━━━━━ Dataset records
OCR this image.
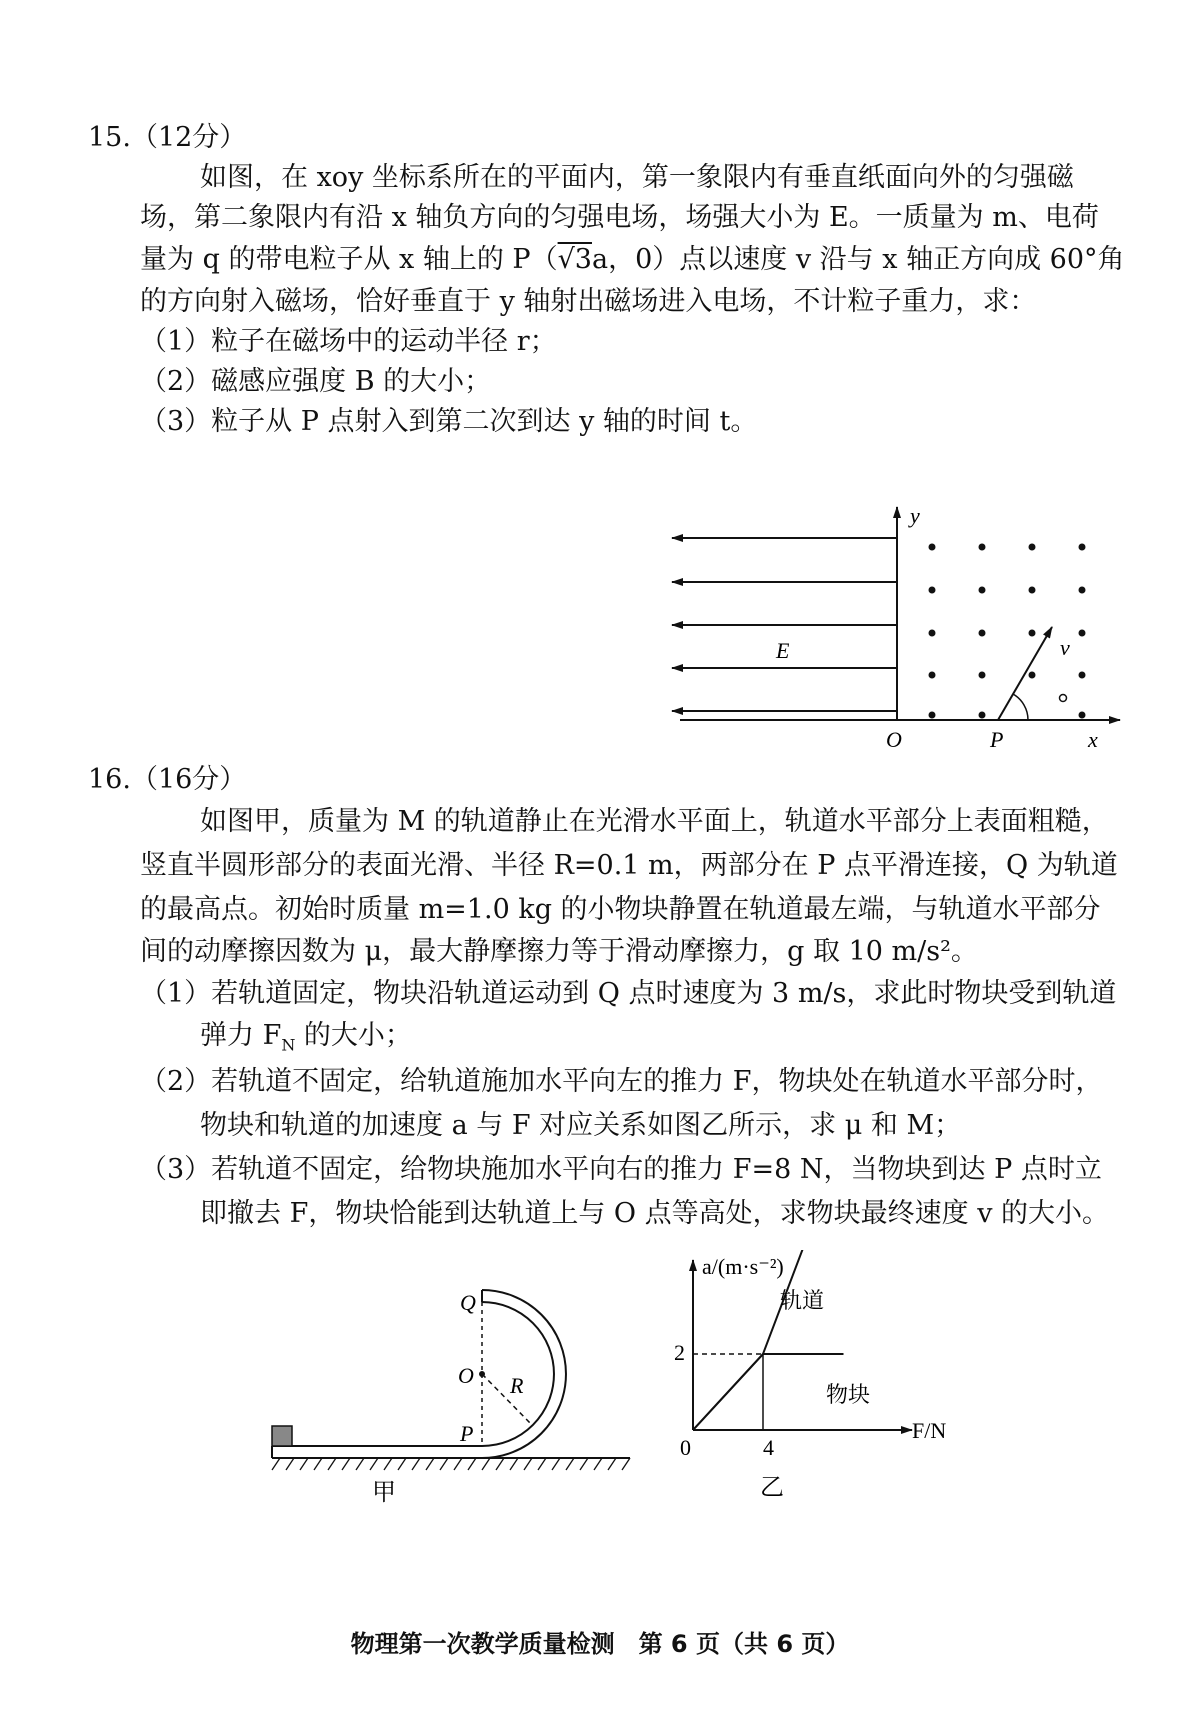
15.（12分）
如图，在 xoy 坐标系所在的平面内，第一象限内有垂直纸面向外的匀强磁
场，第二象限内有沿 x 轴负方向的匀强电场，场强大小为 E。一质量为 m、电荷
量为 q 的带电粒子从 x 轴上的 P（√3a，0）点以速度 v 沿与 x 轴正方向成 60°角
的方向射入磁场，恰好垂直于 y 轴射出磁场进入电场，不计粒子重力，求：
（1）粒子在磁场中的运动半径 r；
（2）磁感应强度 B 的大小；
（3）粒子从 P 点射入到第二次到达 y 轴的时间 t。
y
x
O	P
E	v
16.（16分）
如图甲，质量为 M 的轨道静止在光滑水平面上，轨道水平部分上表面粗糙，
竖直半圆形部分的表面光滑、半径 R=0.1 m，两部分在 P 点平滑连接，Q 为轨道
的最高点。初始时质量 m=1.0 kg 的小物块静置在轨道最左端，与轨道水平部分
间的动摩擦因数为 μ，最大静摩擦力等于滑动摩擦力，g 取 10 m/s²。
（1）若轨道固定，物块沿轨道运动到 Q 点时速度为 3 m/s，求此时物块受到轨道
弹力 $F_N$ 的大小；
（2）若轨道不固定，给轨道施加水平向左的推力 F，物块处在轨道水平部分时，
物块和轨道的加速度 a 与 F 对应关系如图乙所示，求 μ 和 M；
（3）若轨道不固定，给物块施加水平向右的推力 F=8 N，当物块到达 P 点时立
即撤去 F，物块恰能到达轨道上与 O 点等高处，求物块最终速度 v 的大小。
Q
O R
P
甲
a/(m·s⁻²)
F/N
0
2
4
轨道
物块
乙
物理第一次教学质量检测　第 6 页（共 6 页）
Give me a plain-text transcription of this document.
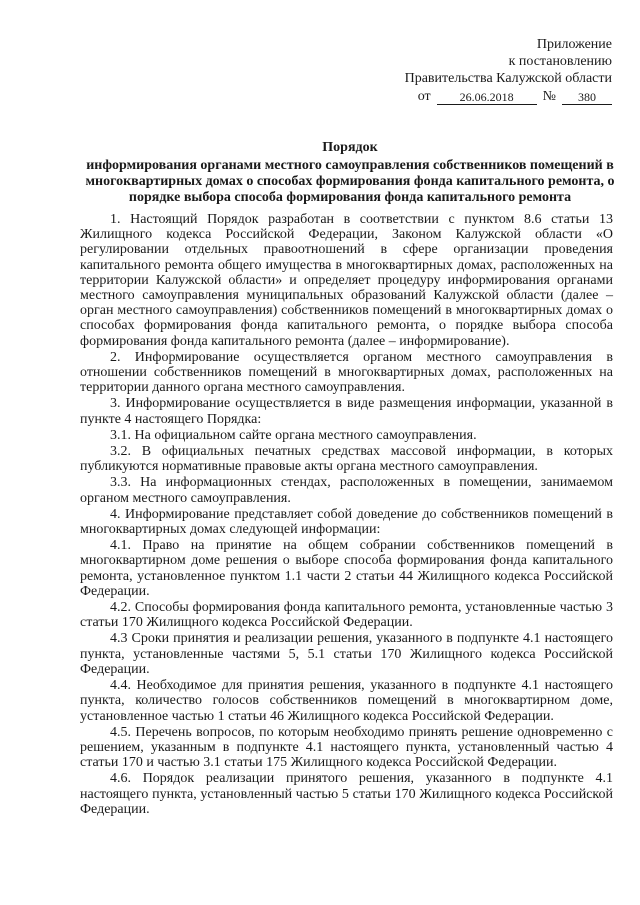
Приложение
к постановлению
Правительства Калужской области
от	26.06.2018	№	380
Порядок
информирования органами местного самоуправления собственников помещений в многоквартирных домах о способах формирования фонда капитального ремонта, о порядке выбора способа формирования фонда капитального ремонта

1. Настоящий Порядок разработан в соответствии с пунктом 8.6 статьи 13 Жилищного кодекса Российской Федерации, Законом Калужской области «О регулировании отдельных правоотношений в сфере организации проведения капитального ремонта общего имущества в многоквартирных домах, расположенных на территории Калужской области» и определяет процедуру информирования органами местного самоуправления муниципальных образований Калужской области (далее – орган местного самоуправления) собственников помещений в многоквартирных домах о способах формирования фонда капитального ремонта, о порядке выбора способа формирования фонда капитального ремонта (далее – информирование).

2. Информирование осуществляется органом местного самоуправления в отношении собственников помещений в многоквартирных домах, расположенных на территории данного органа местного самоуправления.

3. Информирование осуществляется в виде размещения информации, указанной в пункте 4 настоящего Порядка:

3.1. На официальном сайте органа местного самоуправления.

3.2. В официальных печатных средствах массовой информации, в которых публикуются нормативные правовые акты органа местного самоуправления.

3.3. На информационных стендах, расположенных в помещении, занимаемом органом местного самоуправления.

4. Информирование представляет собой доведение до собственников помещений в многоквартирных домах следующей информации:

4.1. Право на принятие на общем собрании собственников помещений в многоквартирном доме решения о выборе способа формирования фонда капитального ремонта, установленное пунктом 1.1 части 2 статьи 44 Жилищного кодекса Российской Федерации.

4.2. Способы формирования фонда капитального ремонта, установленные частью 3 статьи 170 Жилищного кодекса Российской Федерации.

4.3 Сроки принятия и реализации решения, указанного в подпункте 4.1 настоящего пункта, установленные частями 5, 5.1 статьи 170 Жилищного кодекса Российской Федерации.

4.4. Необходимое для принятия решения, указанного в подпункте 4.1 настоящего пункта, количество голосов собственников помещений в многоквартирном доме, установленное частью 1 статьи 46 Жилищного кодекса Российской Федерации.

4.5. Перечень вопросов, по которым необходимо принять решение одновременно с решением, указанным в подпункте 4.1 настоящего пункта, установленный частью 4 статьи 170 и частью 3.1 статьи 175 Жилищного кодекса Российской Федерации.

4.6. Порядок реализации принятого решения, указанного в подпункте 4.1 настоящего пункта, установленный частью 5 статьи 170 Жилищного кодекса Российской Федерации.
━━━━━━━━━━
◆ What you have to do
Skip the pictures, then retype every line above exactly.

◆ Exercise result
OCR this image.
15.（12分）
如图，在 xoy 坐标系所在的平面内，第一象限内有垂直纸面向外的匀强磁
场，第二象限内有沿 x 轴负方向的匀强电场，场强大小为 E。一质量为 m、电荷
量为 q 的带电粒子从 x 轴上的 P（√3a，0）点以速度 v 沿与 x 轴正方向成 60°角
的方向射入磁场，恰好垂直于 y 轴射出磁场进入电场，不计粒子重力，求：
（1）粒子在磁场中的运动半径 r；
（2）磁感应强度 B 的大小；
（3）粒子从 P 点射入到第二次到达 y 轴的时间 t。
y
x
O	P
E	v
16.（16分）
如图甲，质量为 M 的轨道静止在光滑水平面上，轨道水平部分上表面粗糙，
竖直半圆形部分的表面光滑、半径 R=0.1 m，两部分在 P 点平滑连接，Q 为轨道
的最高点。初始时质量 m=1.0 kg 的小物块静置在轨道最左端，与轨道水平部分
间的动摩擦因数为 μ，最大静摩擦力等于滑动摩擦力，g 取 10 m/s²。
（1）若轨道固定，物块沿轨道运动到 Q 点时速度为 3 m/s，求此时物块受到轨道
弹力 $F_N$ 的大小；
（2）若轨道不固定，给轨道施加水平向左的推力 F，物块处在轨道水平部分时，
物块和轨道的加速度 a 与 F 对应关系如图乙所示，求 μ 和 M；
（3）若轨道不固定，给物块施加水平向右的推力 F=8 N，当物块到达 P 点时立
即撤去 F，物块恰能到达轨道上与 O 点等高处，求物块最终速度 v 的大小。
Q
O R
P
甲
a/(m·s⁻²)
F/N
0
2
4
轨道
物块
乙
物理第一次教学质量检测　第 6 页（共 6 页）
Give me a plain-text transcription of this document.
Приложение
к постановлению
Правительства Калужской области
от	26.06.2018	№	380
Порядок
информирования органами местного самоуправления собственников помещений в многоквартирных домах о способах формирования фонда капитального ремонта, о порядке выбора способа формирования фонда капитального ремонта

1. Настоящий Порядок разработан в соответствии с пунктом 8.6 статьи 13 Жилищного кодекса Российской Федерации, Законом Калужской области «О регулировании отдельных правоотношений в сфере организации проведения капитального ремонта общего имущества в многоквартирных домах, расположенных на территории Калужской области» и определяет процедуру информирования органами местного самоуправления муниципальных образований Калужской области (далее – орган местного самоуправления) собственников помещений в многоквартирных домах о способах формирования фонда капитального ремонта, о порядке выбора способа формирования фонда капитального ремонта (далее – информирование).

2. Информирование осуществляется органом местного самоуправления в отношении собственников помещений в многоквартирных домах, расположенных на территории данного органа местного самоуправления.

3. Информирование осуществляется в виде размещения информации, указанной в пункте 4 настоящего Порядка:

3.1. На официальном сайте органа местного самоуправления.

3.2. В официальных печатных средствах массовой информации, в которых публикуются нормативные правовые акты органа местного самоуправления.

3.3. На информационных стендах, расположенных в помещении, занимаемом органом местного самоуправления.

4. Информирование представляет собой доведение до собственников помещений в многоквартирных домах следующей информации:

4.1. Право на принятие на общем собрании собственников помещений в многоквартирном доме решения о выборе способа формирования фонда капитального ремонта, установленное пунктом 1.1 части 2 статьи 44 Жилищного кодекса Российской Федерации.

4.2. Способы формирования фонда капитального ремонта, установленные частью 3 статьи 170 Жилищного кодекса Российской Федерации.

4.3 Сроки принятия и реализации решения, указанного в подпункте 4.1 настоящего пункта, установленные частями 5, 5.1 статьи 170 Жилищного кодекса Российской Федерации.

4.4. Необходимое для принятия решения, указанного в подпункте 4.1 настоящего пункта, количество голосов собственников помещений в многоквартирном доме, установленное частью 1 статьи 46 Жилищного кодекса Российской Федерации.

4.5. Перечень вопросов, по которым необходимо принять решение одновременно с решением, указанным в подпункте 4.1 настоящего пункта, установленный частью 4 статьи 170 и частью 3.1 статьи 175 Жилищного кодекса Российской Федерации.

4.6. Порядок реализации принятого решения, указанного в подпункте 4.1 настоящего пункта, установленный частью 5 статьи 170 Жилищного кодекса Российской Федерации.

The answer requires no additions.